Can you pull out each line of the data below that includes the word "sottile"?

**LISTED ENTRIES:**

>>

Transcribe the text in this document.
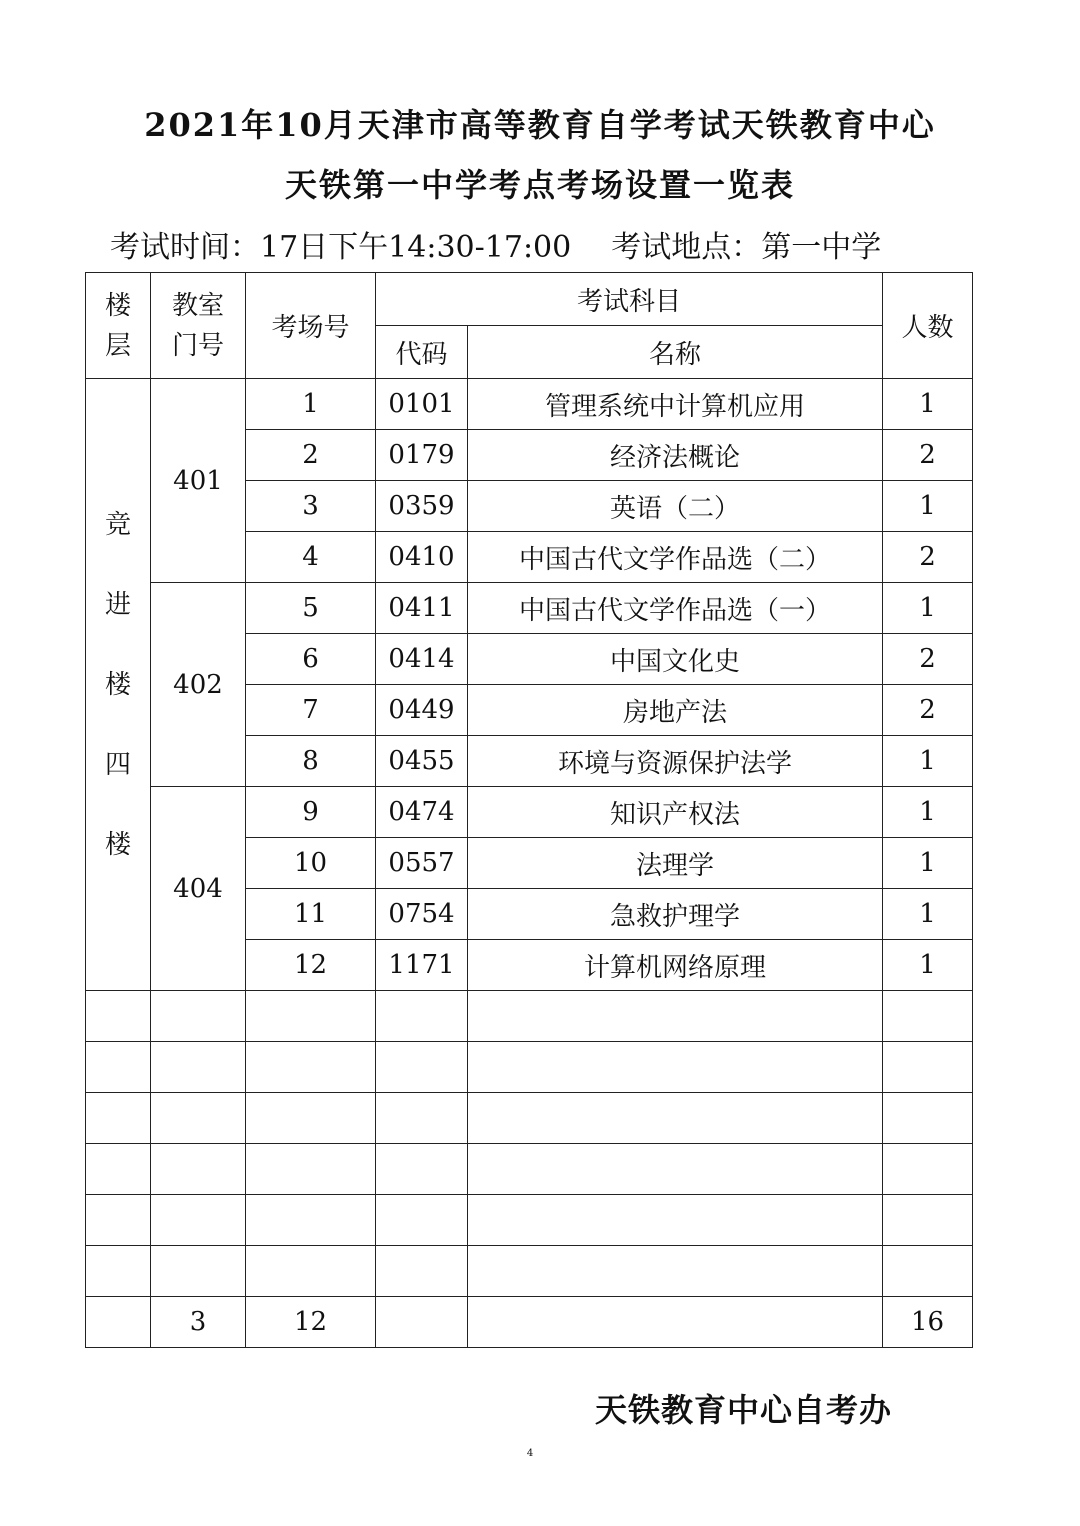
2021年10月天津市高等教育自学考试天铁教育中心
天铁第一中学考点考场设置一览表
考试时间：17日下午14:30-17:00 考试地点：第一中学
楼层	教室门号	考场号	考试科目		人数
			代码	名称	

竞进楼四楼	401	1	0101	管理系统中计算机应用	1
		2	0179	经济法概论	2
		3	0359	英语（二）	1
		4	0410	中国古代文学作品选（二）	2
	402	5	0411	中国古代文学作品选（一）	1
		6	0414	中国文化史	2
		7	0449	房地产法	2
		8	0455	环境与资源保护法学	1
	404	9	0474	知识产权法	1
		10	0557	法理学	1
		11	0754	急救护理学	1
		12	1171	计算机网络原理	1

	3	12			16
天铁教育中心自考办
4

<<
>>

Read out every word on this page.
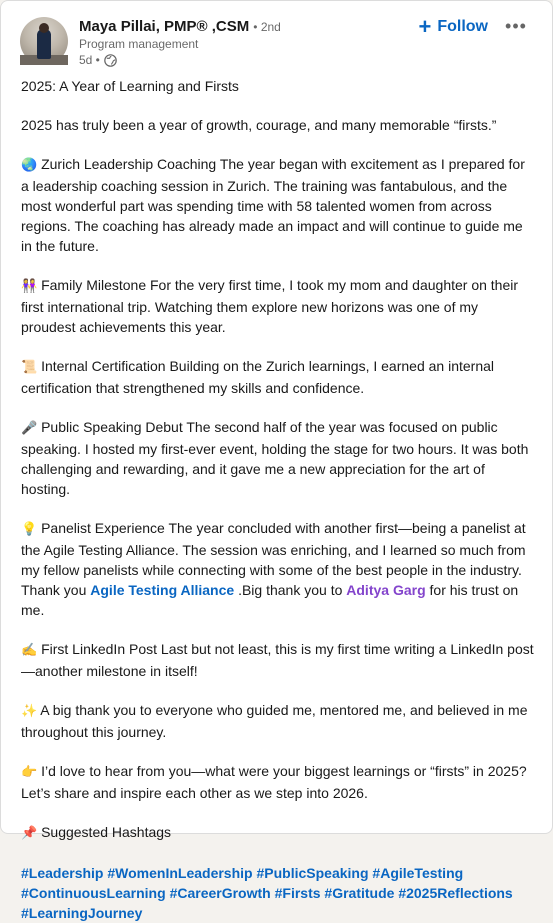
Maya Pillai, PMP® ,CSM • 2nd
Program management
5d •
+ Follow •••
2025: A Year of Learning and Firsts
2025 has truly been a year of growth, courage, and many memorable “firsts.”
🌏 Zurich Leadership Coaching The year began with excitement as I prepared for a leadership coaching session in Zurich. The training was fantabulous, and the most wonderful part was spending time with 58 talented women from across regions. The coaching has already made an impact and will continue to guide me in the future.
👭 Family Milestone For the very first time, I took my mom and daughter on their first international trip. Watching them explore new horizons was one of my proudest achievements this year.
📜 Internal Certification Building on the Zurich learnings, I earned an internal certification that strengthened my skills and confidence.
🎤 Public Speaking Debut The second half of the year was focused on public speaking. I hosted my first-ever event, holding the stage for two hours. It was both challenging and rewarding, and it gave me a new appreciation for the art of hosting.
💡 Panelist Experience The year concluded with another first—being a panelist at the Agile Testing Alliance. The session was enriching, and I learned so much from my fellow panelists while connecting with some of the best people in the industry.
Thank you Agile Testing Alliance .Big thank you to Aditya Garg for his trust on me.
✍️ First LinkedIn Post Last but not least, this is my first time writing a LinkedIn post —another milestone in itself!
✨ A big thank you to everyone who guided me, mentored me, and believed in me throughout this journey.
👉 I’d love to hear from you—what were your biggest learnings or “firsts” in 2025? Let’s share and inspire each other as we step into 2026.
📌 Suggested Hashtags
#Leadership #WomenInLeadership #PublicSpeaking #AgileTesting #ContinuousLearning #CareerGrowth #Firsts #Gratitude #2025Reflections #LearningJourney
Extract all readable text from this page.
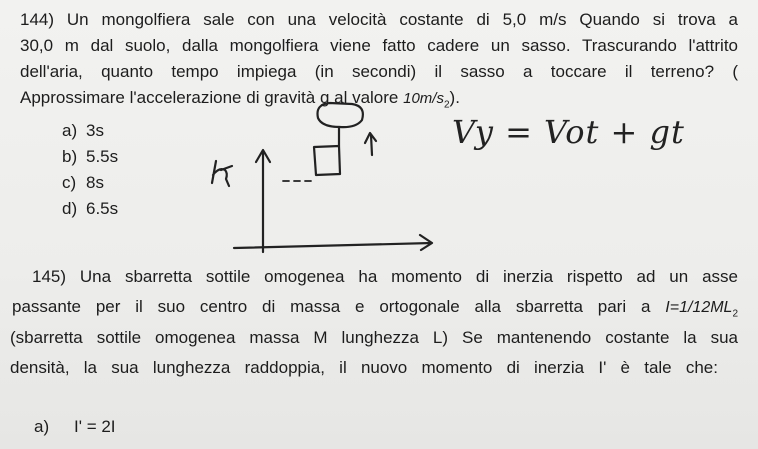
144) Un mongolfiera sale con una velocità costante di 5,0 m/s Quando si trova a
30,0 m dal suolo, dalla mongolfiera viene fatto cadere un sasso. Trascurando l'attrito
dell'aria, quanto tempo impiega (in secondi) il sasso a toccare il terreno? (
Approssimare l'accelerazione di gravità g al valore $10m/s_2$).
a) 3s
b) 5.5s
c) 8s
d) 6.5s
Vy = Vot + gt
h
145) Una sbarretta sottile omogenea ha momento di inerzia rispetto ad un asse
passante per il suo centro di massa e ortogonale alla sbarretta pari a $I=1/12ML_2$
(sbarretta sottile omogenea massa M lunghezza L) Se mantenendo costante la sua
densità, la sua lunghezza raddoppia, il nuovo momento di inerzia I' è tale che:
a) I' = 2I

<<
>>

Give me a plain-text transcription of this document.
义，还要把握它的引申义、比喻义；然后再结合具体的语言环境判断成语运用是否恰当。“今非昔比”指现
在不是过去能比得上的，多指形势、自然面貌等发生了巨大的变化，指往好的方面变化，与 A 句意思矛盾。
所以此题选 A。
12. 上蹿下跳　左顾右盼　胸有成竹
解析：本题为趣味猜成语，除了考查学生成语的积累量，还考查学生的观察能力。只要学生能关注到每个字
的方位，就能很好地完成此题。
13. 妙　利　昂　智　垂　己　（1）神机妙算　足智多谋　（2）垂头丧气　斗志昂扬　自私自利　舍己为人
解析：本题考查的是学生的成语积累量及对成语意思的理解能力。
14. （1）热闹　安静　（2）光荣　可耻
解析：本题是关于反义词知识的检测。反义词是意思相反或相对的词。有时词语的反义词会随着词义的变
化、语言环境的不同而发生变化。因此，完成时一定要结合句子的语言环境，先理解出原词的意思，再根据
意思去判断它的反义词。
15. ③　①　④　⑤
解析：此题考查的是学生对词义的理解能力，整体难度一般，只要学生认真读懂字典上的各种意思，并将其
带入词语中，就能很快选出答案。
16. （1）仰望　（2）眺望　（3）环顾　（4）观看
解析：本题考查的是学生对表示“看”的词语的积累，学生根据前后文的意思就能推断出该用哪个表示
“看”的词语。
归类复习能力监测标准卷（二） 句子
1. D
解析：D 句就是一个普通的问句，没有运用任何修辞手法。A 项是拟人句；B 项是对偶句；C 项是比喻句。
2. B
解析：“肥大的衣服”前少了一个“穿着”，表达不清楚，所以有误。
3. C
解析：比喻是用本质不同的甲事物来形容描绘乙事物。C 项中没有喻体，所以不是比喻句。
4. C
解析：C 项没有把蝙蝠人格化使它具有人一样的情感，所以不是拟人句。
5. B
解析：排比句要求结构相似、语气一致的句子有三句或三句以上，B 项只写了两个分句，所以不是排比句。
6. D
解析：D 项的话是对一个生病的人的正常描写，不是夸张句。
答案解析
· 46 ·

<<

**REPLY TO THE TASK:**
145) Una sbarretta sottile omogenea ha momento di inerzia rispetto ad un asse
(sbarretta sottile omogenea massa M lunghezza L) Se mantenendo costante la sua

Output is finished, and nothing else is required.